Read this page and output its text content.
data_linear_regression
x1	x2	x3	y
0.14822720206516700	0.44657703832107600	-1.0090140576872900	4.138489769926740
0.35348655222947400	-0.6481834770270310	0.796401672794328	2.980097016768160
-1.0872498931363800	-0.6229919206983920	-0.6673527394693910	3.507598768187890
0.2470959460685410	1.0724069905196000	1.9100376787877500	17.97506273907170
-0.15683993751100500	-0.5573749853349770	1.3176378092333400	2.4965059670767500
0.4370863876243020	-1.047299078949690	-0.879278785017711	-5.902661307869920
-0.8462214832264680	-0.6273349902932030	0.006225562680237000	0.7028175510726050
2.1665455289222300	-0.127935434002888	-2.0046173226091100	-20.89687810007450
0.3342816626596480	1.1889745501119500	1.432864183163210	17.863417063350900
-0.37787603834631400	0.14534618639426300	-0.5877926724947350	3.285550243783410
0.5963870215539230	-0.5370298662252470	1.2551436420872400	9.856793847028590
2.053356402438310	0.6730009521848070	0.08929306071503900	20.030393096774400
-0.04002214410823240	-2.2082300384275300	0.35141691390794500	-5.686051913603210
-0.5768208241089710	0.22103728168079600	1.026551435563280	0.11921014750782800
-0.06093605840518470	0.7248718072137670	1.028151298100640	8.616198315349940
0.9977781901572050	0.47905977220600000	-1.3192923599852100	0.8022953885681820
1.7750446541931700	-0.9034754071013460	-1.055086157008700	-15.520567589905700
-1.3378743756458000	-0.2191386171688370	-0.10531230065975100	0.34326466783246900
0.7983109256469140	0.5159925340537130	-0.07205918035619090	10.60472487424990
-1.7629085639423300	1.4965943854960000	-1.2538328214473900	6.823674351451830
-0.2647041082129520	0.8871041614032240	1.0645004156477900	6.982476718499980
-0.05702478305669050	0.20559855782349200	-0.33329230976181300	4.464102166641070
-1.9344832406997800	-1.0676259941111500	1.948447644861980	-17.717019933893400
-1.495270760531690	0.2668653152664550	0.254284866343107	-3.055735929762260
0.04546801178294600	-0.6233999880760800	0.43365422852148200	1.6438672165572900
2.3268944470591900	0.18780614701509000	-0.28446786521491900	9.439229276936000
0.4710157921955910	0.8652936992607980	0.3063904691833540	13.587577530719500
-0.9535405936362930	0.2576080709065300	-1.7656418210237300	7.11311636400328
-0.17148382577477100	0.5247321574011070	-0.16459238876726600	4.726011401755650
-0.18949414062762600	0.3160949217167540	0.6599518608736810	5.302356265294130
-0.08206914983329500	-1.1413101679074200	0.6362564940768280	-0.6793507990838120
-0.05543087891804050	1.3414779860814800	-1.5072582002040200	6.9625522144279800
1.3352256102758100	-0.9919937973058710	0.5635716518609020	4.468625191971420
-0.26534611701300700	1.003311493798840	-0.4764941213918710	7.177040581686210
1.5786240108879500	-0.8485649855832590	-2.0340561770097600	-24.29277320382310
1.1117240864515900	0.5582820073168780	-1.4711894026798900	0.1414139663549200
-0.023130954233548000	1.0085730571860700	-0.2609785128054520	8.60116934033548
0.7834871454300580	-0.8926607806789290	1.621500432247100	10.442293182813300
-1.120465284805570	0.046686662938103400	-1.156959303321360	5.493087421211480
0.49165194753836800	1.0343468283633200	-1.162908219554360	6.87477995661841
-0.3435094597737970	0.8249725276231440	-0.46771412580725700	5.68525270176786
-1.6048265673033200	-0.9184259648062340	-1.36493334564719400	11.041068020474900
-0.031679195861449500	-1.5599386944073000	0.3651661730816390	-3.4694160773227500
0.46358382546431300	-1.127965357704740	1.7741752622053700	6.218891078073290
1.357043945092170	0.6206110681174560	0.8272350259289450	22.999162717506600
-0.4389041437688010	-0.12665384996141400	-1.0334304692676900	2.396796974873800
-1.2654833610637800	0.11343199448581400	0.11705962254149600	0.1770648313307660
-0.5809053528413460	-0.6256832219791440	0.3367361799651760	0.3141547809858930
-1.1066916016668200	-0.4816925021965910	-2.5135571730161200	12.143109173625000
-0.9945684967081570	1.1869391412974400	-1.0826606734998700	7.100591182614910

++++

Exercise instructions: Copy out each record exactly as given, omitting none.

Exercise solution:
Read this page and output its text content.
data_linear_regression
x1	x2	x3	y
0.14822720206516700	0.44657703832107600	-1.0090140576872900	4.138489769926740
0.35348655222947400	-0.6481834770270310	0.796401672794328	2.980097016768160
-1.0872498931363800	-0.6229919206983920	-0.6673527394693910	3.507598768187890
0.2470959460685410	1.0724069905196000	1.9100376787877500	17.97506273907170
-0.15683993751100500	-0.5573749853349770	1.3176378092333400	2.4965059670767500
0.4370863876243020	-1.047299078949690	-0.879278785017711	-5.902661307869920
-0.8462214832264680	-0.6273349902932030	0.006225562680237000	0.7028175510726050
2.1665455289222300	-0.127935434002888	-2.0046173226091100	-20.89687810007450
0.3342816626596480	1.1889745501119500	1.432864183163210	17.863417063350900
-0.37787603834631400	0.14534618639426300	-0.5877926724947350	3.285550243783410
0.5963870215539230	-0.5370298662252470	1.2551436420872400	9.856793847028590
2.053356402438310	0.6730009521848070	0.08929306071503900	20.030393096774400
-0.04002214410823240	-2.2082300384275300	0.35141691390794500	-5.686051913603210
-0.5768208241089710	0.22103728168079600	1.026551435563280	0.11921014750782800
-0.06093605840518470	0.7248718072137670	1.028151298100640	8.616198315349940
0.9977781901572050	0.47905977220600000	-1.3192923599852100	0.8022953885681820
1.7750446541931700	-0.9034754071013460	-1.055086157008700	-15.520567589905700
-1.3378743756458000	-0.2191386171688370	-0.10531230065975100	0.34326466783246900
0.7983109256469140	0.5159925340537130	-0.07205918035619090	10.60472487424990
-1.7629085639423300	1.4965943854960000	-1.2538328214473900	6.823674351451830
-0.2647041082129520	0.8871041614032240	1.0645004156477900	6.982476718499980
-0.05702478305669050	0.20559855782349200	-0.33329230976181300	4.464102166641070
-1.9344832406997800	-1.0676259941111500	1.948447644861980	-17.717019933893400
-1.495270760531690	0.2668653152664550	0.254284866343107	-3.055735929762260
0.04546801178294600	-0.6233999880760800	0.43365422852148200	1.6438672165572900
2.3268944470591900	0.18780614701509000	-0.28446786521491900	9.439229276936000
0.4710157921955910	0.8652936992607980	0.3063904691833540	13.587577530719500
-0.9535405936362930	0.2576080709065300	-1.7656418210237300	7.11311636400328
-0.17148382577477100	0.5247321574011070	-0.16459238876726600	4.726011401755650
-0.18949414062762600	0.3160949217167540	0.6599518608736810	5.302356265294130
-0.08206914983329500	-1.1413101679074200	0.6362564940768280	-0.6793507990838120
-0.05543087891804050	1.3414779860814800	-1.5072582002040200	6.9625522144279800
1.3352256102758100	-0.9919937973058710	0.5635716518609020	4.468625191971420
-0.26534611701300700	1.003311493798840	-0.4764941213918710	7.177040581686210
1.5786240108879500	-0.8485649855832590	-2.0340561770097600	-24.29277320382310
1.1117240864515900	0.5582820073168780	-1.4711894026798900	0.1414139663549200
-0.023130954233548000	1.0085730571860700	-0.2609785128054520	8.60116934033548
0.7834871454300580	-0.8926607806789290	1.621500432247100	10.442293182813300
-1.120465284805570	0.046686662938103400	-1.156959303321360	5.493087421211480
0.49165194753836800	1.0343468283633200	-1.162908219554360	6.87477995661841
-0.3435094597737970	0.8249725276231440	-0.46771412580725700	5.68525270176786
-1.6048265673033200	-0.9184259648062340	-1.36493334564719400	11.041068020474900
-0.031679195861449500	-1.5599386944073000	0.3651661730816390	-3.4694160773227500
0.46358382546431300	-1.127965357704740	1.7741752622053700	6.218891078073290
1.357043945092170	0.6206110681174560	0.8272350259289450	22.999162717506600
-0.4389041437688010	-0.12665384996141400	-1.0334304692676900	2.396796974873800
-1.2654833610637800	0.11343199448581400	0.11705962254149600	0.1770648313307660
-0.5809053528413460	-0.6256832219791440	0.3367361799651760	0.3141547809858930
-1.1066916016668200	-0.4816925021965910	-2.5135571730161200	12.143109173625000
-0.9945684967081570	1.1869391412974400	-1.0826606734998700	7.100591182614910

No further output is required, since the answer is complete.